• _Directions_: Your job is to restate each entry word for word.

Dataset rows
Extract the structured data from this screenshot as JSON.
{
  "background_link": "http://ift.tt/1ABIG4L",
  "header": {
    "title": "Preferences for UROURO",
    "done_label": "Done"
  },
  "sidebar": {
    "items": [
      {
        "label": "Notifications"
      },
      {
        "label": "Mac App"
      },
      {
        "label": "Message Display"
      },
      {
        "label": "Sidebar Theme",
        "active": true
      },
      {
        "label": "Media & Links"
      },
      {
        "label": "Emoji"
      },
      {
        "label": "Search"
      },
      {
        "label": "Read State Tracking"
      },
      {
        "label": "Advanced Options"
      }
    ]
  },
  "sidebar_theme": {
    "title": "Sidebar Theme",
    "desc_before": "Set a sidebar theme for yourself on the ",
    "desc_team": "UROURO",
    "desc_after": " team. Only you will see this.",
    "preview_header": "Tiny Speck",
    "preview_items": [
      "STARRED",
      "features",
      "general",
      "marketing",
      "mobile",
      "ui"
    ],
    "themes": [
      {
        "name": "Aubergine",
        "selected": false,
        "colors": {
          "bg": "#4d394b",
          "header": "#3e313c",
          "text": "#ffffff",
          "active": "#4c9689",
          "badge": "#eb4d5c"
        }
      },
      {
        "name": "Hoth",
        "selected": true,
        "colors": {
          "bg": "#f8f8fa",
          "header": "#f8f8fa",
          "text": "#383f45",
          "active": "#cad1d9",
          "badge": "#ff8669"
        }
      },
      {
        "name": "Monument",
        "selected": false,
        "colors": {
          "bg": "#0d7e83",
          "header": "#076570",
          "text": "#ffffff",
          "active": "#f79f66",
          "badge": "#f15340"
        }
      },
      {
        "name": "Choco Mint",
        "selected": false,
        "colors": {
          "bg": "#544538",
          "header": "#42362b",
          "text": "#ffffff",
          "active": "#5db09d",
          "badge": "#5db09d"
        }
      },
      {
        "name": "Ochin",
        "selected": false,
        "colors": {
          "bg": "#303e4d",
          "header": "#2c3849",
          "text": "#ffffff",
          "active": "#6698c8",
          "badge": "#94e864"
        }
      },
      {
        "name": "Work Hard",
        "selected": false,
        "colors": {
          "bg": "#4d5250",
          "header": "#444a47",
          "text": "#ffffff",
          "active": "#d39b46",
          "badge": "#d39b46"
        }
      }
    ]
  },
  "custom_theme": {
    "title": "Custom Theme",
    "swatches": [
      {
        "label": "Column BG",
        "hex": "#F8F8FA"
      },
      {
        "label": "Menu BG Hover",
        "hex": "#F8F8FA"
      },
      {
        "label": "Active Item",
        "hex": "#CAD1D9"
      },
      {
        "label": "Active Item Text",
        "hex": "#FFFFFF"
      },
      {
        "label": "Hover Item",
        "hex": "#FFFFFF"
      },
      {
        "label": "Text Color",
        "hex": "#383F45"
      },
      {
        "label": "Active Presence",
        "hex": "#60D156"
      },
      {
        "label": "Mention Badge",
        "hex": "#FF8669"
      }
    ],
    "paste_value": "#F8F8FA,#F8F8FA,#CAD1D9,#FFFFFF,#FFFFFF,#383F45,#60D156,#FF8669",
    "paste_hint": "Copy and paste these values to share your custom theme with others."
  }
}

• _Full output_:
Extract the structured data from this screenshot as JSON.
{
  "background_link": "http://ift.tt/1ABIG4L",
  "header": {
    "title": "Preferences for UROURO",
    "done_label": "Done"
  },
  "sidebar": {
    "items": [
      {
        "label": "Notifications"
      },
      {
        "label": "Mac App"
      },
      {
        "label": "Message Display"
      },
      {
        "label": "Sidebar Theme",
        "active": true
      },
      {
        "label": "Media & Links"
      },
      {
        "label": "Emoji"
      },
      {
        "label": "Search"
      },
      {
        "label": "Read State Tracking"
      },
      {
        "label": "Advanced Options"
      }
    ]
  },
  "sidebar_theme": {
    "title": "Sidebar Theme",
    "desc_before": "Set a sidebar theme for yourself on the ",
    "desc_team": "UROURO",
    "desc_after": " team. Only you will see this.",
    "preview_header": "Tiny Speck",
    "preview_items": [
      "STARRED",
      "features",
      "general",
      "marketing",
      "mobile",
      "ui"
    ],
    "themes": [
      {
        "name": "Aubergine",
        "selected": false,
        "colors": {
          "bg": "#4d394b",
          "header": "#3e313c",
          "text": "#ffffff",
          "active": "#4c9689",
          "badge": "#eb4d5c"
        }
      },
      {
        "name": "Hoth",
        "selected": true,
        "colors": {
          "bg": "#f8f8fa",
          "header": "#f8f8fa",
          "text": "#383f45",
          "active": "#cad1d9",
          "badge": "#ff8669"
        }
      },
      {
        "name": "Monument",
        "selected": false,
        "colors": {
          "bg": "#0d7e83",
          "header": "#076570",
          "text": "#ffffff",
          "active": "#f79f66",
          "badge": "#f15340"
        }
      },
      {
        "name": "Choco Mint",
        "selected": false,
        "colors": {
          "bg": "#544538",
          "header": "#42362b",
          "text": "#ffffff",
          "active": "#5db09d",
          "badge": "#5db09d"
        }
      },
      {
        "name": "Ochin",
        "selected": false,
        "colors": {
          "bg": "#303e4d",
          "header": "#2c3849",
          "text": "#ffffff",
          "active": "#6698c8",
          "badge": "#94e864"
        }
      },
      {
        "name": "Work Hard",
        "selected": false,
        "colors": {
          "bg": "#4d5250",
          "header": "#444a47",
          "text": "#ffffff",
          "active": "#d39b46",
          "badge": "#d39b46"
        }
      }
    ]
  },
  "custom_theme": {
    "title": "Custom Theme",
    "swatches": [
      {
        "label": "Column BG",
        "hex": "#F8F8FA"
      },
      {
        "label": "Menu BG Hover",
        "hex": "#F8F8FA"
      },
      {
        "label": "Active Item",
        "hex": "#CAD1D9"
      },
      {
        "label": "Active Item Text",
        "hex": "#FFFFFF"
      },
      {
        "label": "Hover Item",
        "hex": "#FFFFFF"
      },
      {
        "label": "Text Color",
        "hex": "#383F45"
      },
      {
        "label": "Active Presence",
        "hex": "#60D156"
      },
      {
        "label": "Mention Badge",
        "hex": "#FF8669"
      }
    ],
    "paste_value": "#F8F8FA,#F8F8FA,#CAD1D9,#FFFFFF,#FFFFFF,#383F45,#60D156,#FF8669",
    "paste_hint": "Copy and paste these values to share your custom theme with others."
  }
}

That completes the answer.